The input:
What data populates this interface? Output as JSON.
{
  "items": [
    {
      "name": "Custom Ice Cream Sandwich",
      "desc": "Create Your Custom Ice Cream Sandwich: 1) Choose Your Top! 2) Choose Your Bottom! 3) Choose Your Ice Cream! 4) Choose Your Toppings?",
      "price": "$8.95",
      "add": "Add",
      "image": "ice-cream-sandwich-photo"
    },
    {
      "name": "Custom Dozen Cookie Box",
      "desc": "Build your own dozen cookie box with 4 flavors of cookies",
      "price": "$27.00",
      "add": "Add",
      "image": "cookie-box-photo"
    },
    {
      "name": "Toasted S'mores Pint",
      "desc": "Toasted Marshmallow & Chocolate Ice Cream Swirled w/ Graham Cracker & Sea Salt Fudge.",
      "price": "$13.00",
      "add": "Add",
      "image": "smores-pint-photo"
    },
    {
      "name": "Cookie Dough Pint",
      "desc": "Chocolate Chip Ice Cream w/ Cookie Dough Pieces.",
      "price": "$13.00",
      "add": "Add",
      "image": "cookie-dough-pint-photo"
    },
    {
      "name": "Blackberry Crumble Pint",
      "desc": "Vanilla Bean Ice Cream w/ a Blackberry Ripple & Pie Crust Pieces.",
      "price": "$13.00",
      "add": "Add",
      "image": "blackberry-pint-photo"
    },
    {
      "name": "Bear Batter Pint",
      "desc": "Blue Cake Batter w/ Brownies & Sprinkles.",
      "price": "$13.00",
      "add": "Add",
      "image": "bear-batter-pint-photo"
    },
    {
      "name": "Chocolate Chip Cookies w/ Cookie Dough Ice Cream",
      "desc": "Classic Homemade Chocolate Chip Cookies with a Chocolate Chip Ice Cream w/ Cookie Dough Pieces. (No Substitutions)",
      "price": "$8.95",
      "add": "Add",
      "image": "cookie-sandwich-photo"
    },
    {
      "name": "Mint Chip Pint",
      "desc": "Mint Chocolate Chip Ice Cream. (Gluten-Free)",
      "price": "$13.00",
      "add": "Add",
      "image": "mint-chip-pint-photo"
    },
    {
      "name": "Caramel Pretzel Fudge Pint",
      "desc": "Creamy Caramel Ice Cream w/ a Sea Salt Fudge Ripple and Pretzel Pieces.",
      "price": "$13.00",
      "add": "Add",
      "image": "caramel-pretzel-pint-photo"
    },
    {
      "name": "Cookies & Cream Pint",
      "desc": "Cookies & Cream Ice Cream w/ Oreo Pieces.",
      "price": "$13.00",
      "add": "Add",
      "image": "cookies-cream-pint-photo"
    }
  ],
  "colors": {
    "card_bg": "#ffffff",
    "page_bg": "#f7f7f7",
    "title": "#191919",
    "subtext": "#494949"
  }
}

What to do: Give the material above again, word for word.

Solution for this task:
What data populates this interface? Output as JSON.
{
  "items": [
    {
      "name": "Custom Ice Cream Sandwich",
      "desc": "Create Your Custom Ice Cream Sandwich: 1) Choose Your Top! 2) Choose Your Bottom! 3) Choose Your Ice Cream! 4) Choose Your Toppings?",
      "price": "$8.95",
      "add": "Add",
      "image": "ice-cream-sandwich-photo"
    },
    {
      "name": "Custom Dozen Cookie Box",
      "desc": "Build your own dozen cookie box with 4 flavors of cookies",
      "price": "$27.00",
      "add": "Add",
      "image": "cookie-box-photo"
    },
    {
      "name": "Toasted S'mores Pint",
      "desc": "Toasted Marshmallow & Chocolate Ice Cream Swirled w/ Graham Cracker & Sea Salt Fudge.",
      "price": "$13.00",
      "add": "Add",
      "image": "smores-pint-photo"
    },
    {
      "name": "Cookie Dough Pint",
      "desc": "Chocolate Chip Ice Cream w/ Cookie Dough Pieces.",
      "price": "$13.00",
      "add": "Add",
      "image": "cookie-dough-pint-photo"
    },
    {
      "name": "Blackberry Crumble Pint",
      "desc": "Vanilla Bean Ice Cream w/ a Blackberry Ripple & Pie Crust Pieces.",
      "price": "$13.00",
      "add": "Add",
      "image": "blackberry-pint-photo"
    },
    {
      "name": "Bear Batter Pint",
      "desc": "Blue Cake Batter w/ Brownies & Sprinkles.",
      "price": "$13.00",
      "add": "Add",
      "image": "bear-batter-pint-photo"
    },
    {
      "name": "Chocolate Chip Cookies w/ Cookie Dough Ice Cream",
      "desc": "Classic Homemade Chocolate Chip Cookies with a Chocolate Chip Ice Cream w/ Cookie Dough Pieces. (No Substitutions)",
      "price": "$8.95",
      "add": "Add",
      "image": "cookie-sandwich-photo"
    },
    {
      "name": "Mint Chip Pint",
      "desc": "Mint Chocolate Chip Ice Cream. (Gluten-Free)",
      "price": "$13.00",
      "add": "Add",
      "image": "mint-chip-pint-photo"
    },
    {
      "name": "Caramel Pretzel Fudge Pint",
      "desc": "Creamy Caramel Ice Cream w/ a Sea Salt Fudge Ripple and Pretzel Pieces.",
      "price": "$13.00",
      "add": "Add",
      "image": "caramel-pretzel-pint-photo"
    },
    {
      "name": "Cookies & Cream Pint",
      "desc": "Cookies & Cream Ice Cream w/ Oreo Pieces.",
      "price": "$13.00",
      "add": "Add",
      "image": "cookies-cream-pint-photo"
    }
  ],
  "colors": {
    "card_bg": "#ffffff",
    "page_bg": "#f7f7f7",
    "title": "#191919",
    "subtext": "#494949"
  }
}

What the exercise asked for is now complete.